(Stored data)
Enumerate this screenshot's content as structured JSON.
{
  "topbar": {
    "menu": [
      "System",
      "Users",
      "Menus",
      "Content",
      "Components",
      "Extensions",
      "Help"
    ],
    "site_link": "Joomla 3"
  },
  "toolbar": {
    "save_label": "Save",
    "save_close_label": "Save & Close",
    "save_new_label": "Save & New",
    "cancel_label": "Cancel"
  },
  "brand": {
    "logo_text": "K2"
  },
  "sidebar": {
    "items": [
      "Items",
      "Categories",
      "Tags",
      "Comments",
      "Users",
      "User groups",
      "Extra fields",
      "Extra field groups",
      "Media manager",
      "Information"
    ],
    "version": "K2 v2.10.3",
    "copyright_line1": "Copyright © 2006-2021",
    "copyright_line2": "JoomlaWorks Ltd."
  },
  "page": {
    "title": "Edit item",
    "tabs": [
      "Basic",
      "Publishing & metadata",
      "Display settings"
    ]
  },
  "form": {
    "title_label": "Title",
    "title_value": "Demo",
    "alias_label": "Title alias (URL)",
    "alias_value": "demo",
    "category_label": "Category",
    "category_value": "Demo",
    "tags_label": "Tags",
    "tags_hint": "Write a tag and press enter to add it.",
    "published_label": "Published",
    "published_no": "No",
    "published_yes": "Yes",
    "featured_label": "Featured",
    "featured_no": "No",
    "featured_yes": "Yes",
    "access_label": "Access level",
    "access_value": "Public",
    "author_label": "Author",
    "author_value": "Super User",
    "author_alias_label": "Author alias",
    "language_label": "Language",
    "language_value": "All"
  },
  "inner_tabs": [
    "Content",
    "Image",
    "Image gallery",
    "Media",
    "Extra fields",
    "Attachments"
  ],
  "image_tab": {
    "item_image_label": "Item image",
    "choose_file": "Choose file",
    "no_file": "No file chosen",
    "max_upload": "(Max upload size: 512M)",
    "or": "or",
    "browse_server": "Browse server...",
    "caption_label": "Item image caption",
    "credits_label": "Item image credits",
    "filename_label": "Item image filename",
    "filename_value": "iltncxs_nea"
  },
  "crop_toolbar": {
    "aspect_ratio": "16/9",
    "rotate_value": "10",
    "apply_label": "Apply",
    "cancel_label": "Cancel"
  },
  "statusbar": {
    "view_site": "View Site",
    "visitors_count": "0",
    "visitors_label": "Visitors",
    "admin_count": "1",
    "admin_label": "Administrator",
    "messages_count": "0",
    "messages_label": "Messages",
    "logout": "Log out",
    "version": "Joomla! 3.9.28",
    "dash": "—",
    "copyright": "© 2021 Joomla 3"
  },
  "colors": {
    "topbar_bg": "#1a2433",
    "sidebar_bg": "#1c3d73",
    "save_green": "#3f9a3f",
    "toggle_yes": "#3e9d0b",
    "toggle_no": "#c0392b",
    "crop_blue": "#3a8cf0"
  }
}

Goal ->
The listing above should be transcribed in full, exactly as written.

Reply to the exercise ->
Enumerate this screenshot's content as structured JSON.
{
  "topbar": {
    "menu": [
      "System",
      "Users",
      "Menus",
      "Content",
      "Components",
      "Extensions",
      "Help"
    ],
    "site_link": "Joomla 3"
  },
  "toolbar": {
    "save_label": "Save",
    "save_close_label": "Save & Close",
    "save_new_label": "Save & New",
    "cancel_label": "Cancel"
  },
  "brand": {
    "logo_text": "K2"
  },
  "sidebar": {
    "items": [
      "Items",
      "Categories",
      "Tags",
      "Comments",
      "Users",
      "User groups",
      "Extra fields",
      "Extra field groups",
      "Media manager",
      "Information"
    ],
    "version": "K2 v2.10.3",
    "copyright_line1": "Copyright © 2006-2021",
    "copyright_line2": "JoomlaWorks Ltd."
  },
  "page": {
    "title": "Edit item",
    "tabs": [
      "Basic",
      "Publishing & metadata",
      "Display settings"
    ]
  },
  "form": {
    "title_label": "Title",
    "title_value": "Demo",
    "alias_label": "Title alias (URL)",
    "alias_value": "demo",
    "category_label": "Category",
    "category_value": "Demo",
    "tags_label": "Tags",
    "tags_hint": "Write a tag and press enter to add it.",
    "published_label": "Published",
    "published_no": "No",
    "published_yes": "Yes",
    "featured_label": "Featured",
    "featured_no": "No",
    "featured_yes": "Yes",
    "access_label": "Access level",
    "access_value": "Public",
    "author_label": "Author",
    "author_value": "Super User",
    "author_alias_label": "Author alias",
    "language_label": "Language",
    "language_value": "All"
  },
  "inner_tabs": [
    "Content",
    "Image",
    "Image gallery",
    "Media",
    "Extra fields",
    "Attachments"
  ],
  "image_tab": {
    "item_image_label": "Item image",
    "choose_file": "Choose file",
    "no_file": "No file chosen",
    "max_upload": "(Max upload size: 512M)",
    "or": "or",
    "browse_server": "Browse server...",
    "caption_label": "Item image caption",
    "credits_label": "Item image credits",
    "filename_label": "Item image filename",
    "filename_value": "iltncxs_nea"
  },
  "crop_toolbar": {
    "aspect_ratio": "16/9",
    "rotate_value": "10",
    "apply_label": "Apply",
    "cancel_label": "Cancel"
  },
  "statusbar": {
    "view_site": "View Site",
    "visitors_count": "0",
    "visitors_label": "Visitors",
    "admin_count": "1",
    "admin_label": "Administrator",
    "messages_count": "0",
    "messages_label": "Messages",
    "logout": "Log out",
    "version": "Joomla! 3.9.28",
    "dash": "—",
    "copyright": "© 2021 Joomla 3"
  },
  "colors": {
    "topbar_bg": "#1a2433",
    "sidebar_bg": "#1c3d73",
    "save_green": "#3f9a3f",
    "toggle_yes": "#3e9d0b",
    "toggle_no": "#c0392b",
    "crop_blue": "#3a8cf0"
  }
}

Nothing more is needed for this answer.